───── Data in this exercise
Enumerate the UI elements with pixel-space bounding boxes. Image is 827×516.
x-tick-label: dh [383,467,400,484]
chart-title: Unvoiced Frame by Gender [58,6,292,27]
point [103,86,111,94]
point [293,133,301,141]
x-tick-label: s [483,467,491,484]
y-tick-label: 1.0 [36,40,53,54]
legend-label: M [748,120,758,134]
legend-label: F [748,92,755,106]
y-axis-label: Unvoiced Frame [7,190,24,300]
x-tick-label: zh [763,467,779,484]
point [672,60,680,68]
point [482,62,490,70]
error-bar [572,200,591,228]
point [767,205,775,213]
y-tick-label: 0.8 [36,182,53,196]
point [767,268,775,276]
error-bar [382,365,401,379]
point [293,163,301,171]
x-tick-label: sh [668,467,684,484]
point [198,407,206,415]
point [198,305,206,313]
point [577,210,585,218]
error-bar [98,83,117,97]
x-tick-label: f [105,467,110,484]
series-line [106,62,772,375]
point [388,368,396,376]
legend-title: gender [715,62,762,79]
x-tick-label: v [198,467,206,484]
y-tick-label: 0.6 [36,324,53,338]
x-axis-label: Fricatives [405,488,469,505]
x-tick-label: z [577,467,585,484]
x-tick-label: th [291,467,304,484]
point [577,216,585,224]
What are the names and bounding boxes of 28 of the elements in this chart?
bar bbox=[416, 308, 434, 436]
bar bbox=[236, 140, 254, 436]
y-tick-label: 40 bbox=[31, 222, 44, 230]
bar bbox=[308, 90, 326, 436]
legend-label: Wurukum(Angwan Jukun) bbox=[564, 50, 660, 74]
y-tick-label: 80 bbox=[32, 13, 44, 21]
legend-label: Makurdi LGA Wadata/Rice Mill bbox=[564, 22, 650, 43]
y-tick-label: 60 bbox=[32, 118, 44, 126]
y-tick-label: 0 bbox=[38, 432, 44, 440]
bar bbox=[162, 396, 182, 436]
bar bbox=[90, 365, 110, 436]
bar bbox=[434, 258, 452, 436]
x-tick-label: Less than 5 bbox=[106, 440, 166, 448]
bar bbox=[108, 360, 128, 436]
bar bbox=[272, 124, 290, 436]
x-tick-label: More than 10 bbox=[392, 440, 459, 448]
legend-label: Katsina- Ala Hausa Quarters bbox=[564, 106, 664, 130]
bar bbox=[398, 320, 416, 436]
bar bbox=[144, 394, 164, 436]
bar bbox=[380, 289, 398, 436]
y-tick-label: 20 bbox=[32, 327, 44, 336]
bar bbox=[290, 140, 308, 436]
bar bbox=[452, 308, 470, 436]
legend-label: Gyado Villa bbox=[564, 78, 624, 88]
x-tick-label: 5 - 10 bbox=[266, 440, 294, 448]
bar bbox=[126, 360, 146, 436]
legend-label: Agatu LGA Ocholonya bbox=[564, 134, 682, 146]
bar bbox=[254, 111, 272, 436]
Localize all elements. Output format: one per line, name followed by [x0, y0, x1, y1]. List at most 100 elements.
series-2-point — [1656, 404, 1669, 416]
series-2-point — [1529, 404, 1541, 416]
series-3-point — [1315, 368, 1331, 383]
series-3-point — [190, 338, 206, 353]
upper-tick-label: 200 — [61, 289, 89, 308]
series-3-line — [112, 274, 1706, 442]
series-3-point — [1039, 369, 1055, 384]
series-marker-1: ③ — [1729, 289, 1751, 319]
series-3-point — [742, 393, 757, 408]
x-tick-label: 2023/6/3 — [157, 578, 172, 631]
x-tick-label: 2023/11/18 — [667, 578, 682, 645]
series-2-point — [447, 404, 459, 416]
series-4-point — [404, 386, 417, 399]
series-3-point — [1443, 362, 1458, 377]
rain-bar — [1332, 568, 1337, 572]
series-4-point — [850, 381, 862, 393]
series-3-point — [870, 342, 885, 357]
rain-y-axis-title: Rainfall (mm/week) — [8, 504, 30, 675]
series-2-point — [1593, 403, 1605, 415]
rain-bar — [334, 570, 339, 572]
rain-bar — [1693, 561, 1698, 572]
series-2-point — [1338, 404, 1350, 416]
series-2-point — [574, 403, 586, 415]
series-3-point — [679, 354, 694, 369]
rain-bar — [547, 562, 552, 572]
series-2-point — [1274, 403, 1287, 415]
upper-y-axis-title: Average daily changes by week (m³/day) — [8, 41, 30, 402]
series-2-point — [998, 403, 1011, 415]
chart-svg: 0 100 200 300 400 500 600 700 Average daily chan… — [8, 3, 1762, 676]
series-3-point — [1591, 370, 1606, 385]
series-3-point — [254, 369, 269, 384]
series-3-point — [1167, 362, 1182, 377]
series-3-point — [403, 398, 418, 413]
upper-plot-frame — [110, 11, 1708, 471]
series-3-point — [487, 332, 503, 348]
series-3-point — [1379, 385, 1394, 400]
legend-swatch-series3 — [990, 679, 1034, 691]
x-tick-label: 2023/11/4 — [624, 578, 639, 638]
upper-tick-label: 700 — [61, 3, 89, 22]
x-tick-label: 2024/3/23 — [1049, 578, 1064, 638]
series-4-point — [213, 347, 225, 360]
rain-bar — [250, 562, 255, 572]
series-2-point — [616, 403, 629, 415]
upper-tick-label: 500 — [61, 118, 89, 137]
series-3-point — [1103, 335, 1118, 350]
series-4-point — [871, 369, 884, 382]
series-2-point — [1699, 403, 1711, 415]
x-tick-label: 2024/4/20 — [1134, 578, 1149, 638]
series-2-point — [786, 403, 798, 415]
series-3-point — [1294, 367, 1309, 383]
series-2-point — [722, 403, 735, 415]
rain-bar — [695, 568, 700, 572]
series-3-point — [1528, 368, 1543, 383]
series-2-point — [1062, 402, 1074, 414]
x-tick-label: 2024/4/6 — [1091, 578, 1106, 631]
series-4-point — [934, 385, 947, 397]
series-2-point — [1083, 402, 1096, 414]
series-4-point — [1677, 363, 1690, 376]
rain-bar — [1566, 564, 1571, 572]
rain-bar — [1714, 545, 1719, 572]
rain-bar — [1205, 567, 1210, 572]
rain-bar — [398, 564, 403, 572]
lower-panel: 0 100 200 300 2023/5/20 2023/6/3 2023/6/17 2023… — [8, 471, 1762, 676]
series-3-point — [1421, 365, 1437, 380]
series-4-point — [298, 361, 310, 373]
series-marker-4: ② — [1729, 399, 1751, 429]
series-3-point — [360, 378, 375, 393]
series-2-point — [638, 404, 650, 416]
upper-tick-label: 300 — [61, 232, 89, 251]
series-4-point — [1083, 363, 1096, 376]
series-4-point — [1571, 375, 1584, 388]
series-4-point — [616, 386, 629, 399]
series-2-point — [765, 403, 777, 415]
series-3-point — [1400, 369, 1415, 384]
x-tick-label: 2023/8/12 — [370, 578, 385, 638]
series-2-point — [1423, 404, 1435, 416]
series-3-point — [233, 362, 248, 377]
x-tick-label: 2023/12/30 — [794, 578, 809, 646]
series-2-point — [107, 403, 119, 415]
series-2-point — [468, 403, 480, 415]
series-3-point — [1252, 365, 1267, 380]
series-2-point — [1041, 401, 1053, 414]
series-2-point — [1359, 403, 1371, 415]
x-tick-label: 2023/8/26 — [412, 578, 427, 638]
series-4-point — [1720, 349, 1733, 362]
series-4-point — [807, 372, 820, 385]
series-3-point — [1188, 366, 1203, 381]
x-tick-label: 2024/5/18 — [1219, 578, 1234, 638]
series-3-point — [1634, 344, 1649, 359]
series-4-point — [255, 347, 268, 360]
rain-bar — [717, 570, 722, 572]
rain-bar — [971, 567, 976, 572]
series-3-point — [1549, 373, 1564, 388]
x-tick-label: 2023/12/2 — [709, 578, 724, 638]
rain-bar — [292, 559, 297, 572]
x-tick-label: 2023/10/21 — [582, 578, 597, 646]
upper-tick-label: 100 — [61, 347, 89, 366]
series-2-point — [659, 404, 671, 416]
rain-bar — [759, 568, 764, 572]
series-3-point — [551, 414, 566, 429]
──────────
## Exercise prompt
Pull out the records from their first line through the line containing "point [767,205,775,213]", and reproduce every line in that span without any change.

## Exercise answer
Enumerate the UI elements with pixel-space bounding boxes. Image is 827×516.
x-tick-label: dh [383,467,400,484]
chart-title: Unvoiced Frame by Gender [58,6,292,27]
point [103,86,111,94]
point [293,133,301,141]
x-tick-label: s [483,467,491,484]
y-tick-label: 1.0 [36,40,53,54]
legend-label: M [748,120,758,134]
legend-label: F [748,92,755,106]
y-axis-label: Unvoiced Frame [7,190,24,300]
x-tick-label: zh [763,467,779,484]
point [672,60,680,68]
point [482,62,490,70]
error-bar [572,200,591,228]
point [767,205,775,213]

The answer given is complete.